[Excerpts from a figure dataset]
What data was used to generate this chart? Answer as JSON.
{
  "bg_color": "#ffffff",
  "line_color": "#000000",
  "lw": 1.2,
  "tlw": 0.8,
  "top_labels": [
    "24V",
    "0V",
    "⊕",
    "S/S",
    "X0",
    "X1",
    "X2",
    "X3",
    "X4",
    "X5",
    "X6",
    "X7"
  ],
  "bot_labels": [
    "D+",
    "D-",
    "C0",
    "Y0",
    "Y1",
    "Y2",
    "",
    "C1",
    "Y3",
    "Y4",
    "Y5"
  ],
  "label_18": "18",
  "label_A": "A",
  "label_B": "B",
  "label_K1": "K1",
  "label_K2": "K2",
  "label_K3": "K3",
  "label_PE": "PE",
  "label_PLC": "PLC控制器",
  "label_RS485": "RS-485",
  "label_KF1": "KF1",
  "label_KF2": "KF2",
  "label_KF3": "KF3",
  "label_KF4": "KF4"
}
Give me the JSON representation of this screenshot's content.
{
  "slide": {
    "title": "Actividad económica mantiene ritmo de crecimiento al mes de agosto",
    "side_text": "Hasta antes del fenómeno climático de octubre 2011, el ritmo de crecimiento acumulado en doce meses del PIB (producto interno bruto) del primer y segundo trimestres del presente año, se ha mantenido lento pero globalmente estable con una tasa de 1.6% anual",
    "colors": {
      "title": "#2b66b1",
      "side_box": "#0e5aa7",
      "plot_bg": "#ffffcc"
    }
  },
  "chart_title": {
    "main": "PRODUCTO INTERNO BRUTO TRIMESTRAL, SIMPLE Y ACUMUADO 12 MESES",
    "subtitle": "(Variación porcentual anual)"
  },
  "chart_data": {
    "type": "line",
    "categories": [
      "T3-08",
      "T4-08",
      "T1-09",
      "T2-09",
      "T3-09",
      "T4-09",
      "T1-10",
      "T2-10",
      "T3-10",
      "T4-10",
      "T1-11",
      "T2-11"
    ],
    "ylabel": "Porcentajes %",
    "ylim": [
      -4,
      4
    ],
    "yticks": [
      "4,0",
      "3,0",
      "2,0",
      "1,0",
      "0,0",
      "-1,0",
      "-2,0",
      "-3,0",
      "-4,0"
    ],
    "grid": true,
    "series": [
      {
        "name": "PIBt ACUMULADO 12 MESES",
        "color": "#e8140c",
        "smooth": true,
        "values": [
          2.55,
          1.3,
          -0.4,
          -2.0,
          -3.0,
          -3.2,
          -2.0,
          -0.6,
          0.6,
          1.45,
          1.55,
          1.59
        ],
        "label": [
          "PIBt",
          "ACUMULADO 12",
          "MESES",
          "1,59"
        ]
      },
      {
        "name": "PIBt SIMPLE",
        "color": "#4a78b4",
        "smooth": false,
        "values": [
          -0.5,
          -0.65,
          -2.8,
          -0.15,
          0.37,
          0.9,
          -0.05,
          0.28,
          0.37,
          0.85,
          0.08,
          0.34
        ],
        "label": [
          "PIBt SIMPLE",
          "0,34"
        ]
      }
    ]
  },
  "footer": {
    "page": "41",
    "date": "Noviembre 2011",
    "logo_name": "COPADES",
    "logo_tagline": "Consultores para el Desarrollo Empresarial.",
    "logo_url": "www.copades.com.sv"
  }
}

→ **What you need to do**
Keep only the lines that hold the string "anual", and copy them out.

→ **Response to this exercise**
    "side_text": "Hasta antes del fenómeno climático de octubre 2011, el ritmo de crecimiento acumulado en doce meses del PIB (producto interno bruto) del primer y segundo trimestres del presente año, se ha mantenido lento pero globalmente estable con una tasa de 1.6% anual",
    "subtitle": "(Variación porcentual anual)"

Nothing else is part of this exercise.